Exercise task: Listed below are entries; give the number of lines among them that include "location", and only that number.

The input:
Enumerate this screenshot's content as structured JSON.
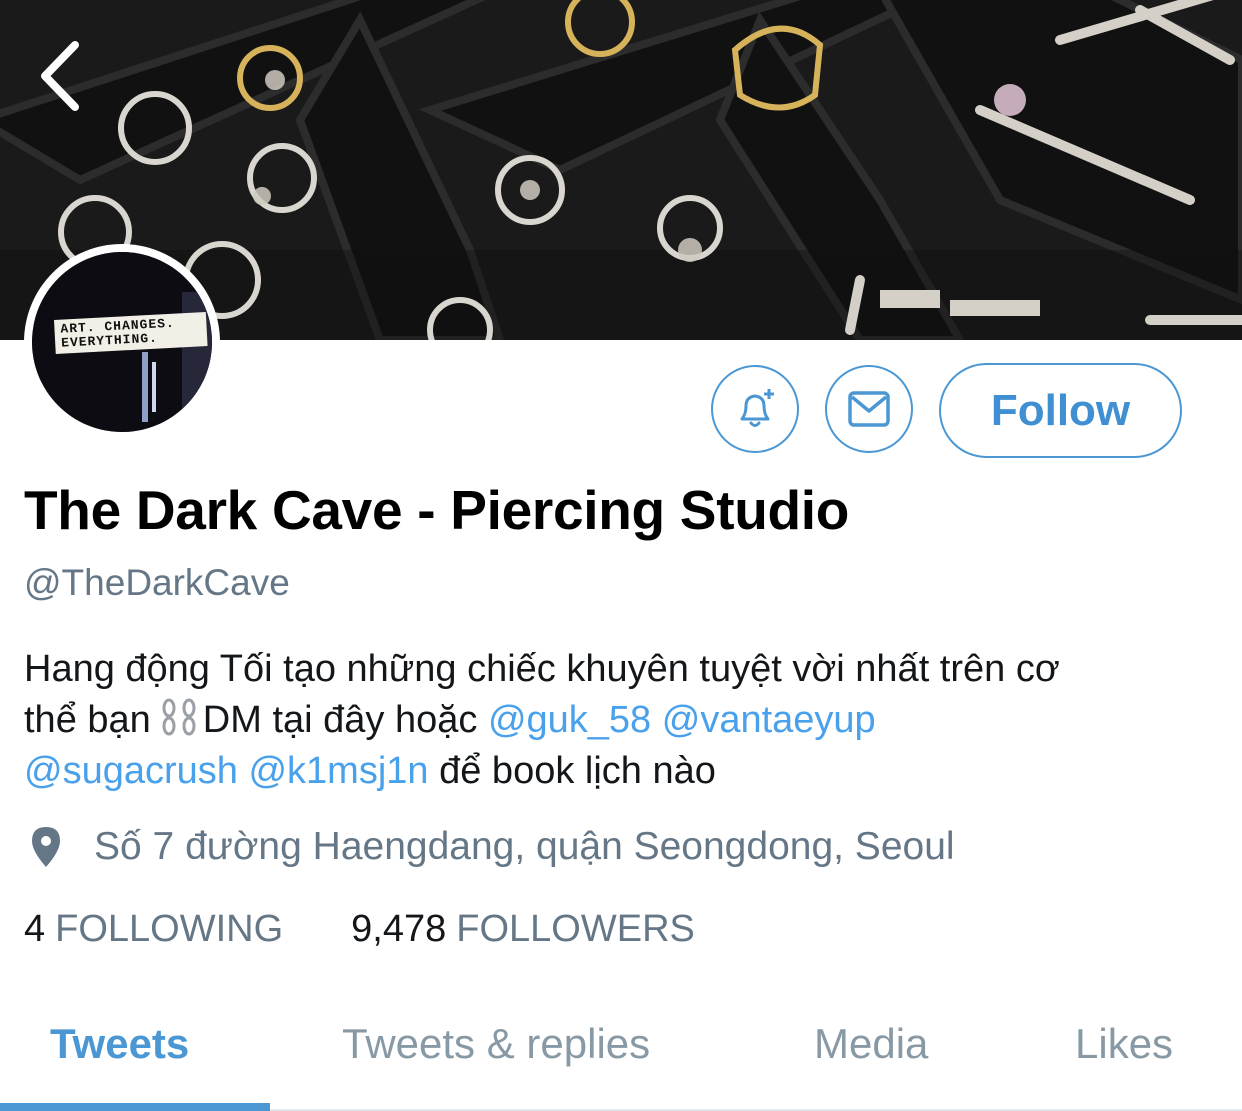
{
  "header": {
    "back_icon": "chevron-left-icon",
    "banner_image": "jewelry-display-tray"
  },
  "avatar": {
    "sign_line1": "ART. CHANGES.",
    "sign_line2": "EVERYTHING."
  },
  "actions": {
    "notify_icon": "bell-plus-icon",
    "message_icon": "envelope-icon",
    "follow_label": "Follow",
    "accent_color": "#4a97d3"
  },
  "profile": {
    "name": "The Dark Cave - Piercing Studio",
    "handle": "@TheDarkCave",
    "bio": {
      "line1": "Hang động Tối tạo những chiếc khuyên tuyệt vời nhất trên cơ",
      "line2_start": "thể bạn",
      "line2_dm": "DM tại đây hoặc",
      "mention1": "@guk_58",
      "mention2": "@vantaeyup",
      "mention3": "@sugacrush",
      "mention4": "@k1msj1n",
      "line3_end": "để book lịch nào"
    },
    "location_icon": "location-pin-icon",
    "location": "Số 7 đường Haengdang, quận Seongdong, Seoul"
  },
  "stats": {
    "following_count": "4",
    "following_label": "FOLLOWING",
    "followers_count": "9,478",
    "followers_label": "FOLLOWERS"
  },
  "tabs": [
    {
      "label": "Tweets",
      "active": true
    },
    {
      "label": "Tweets & replies",
      "active": false
    },
    {
      "label": "Media",
      "active": false
    },
    {
      "label": "Likes",
      "active": false
    }
  ]
}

Solution to the problem: 2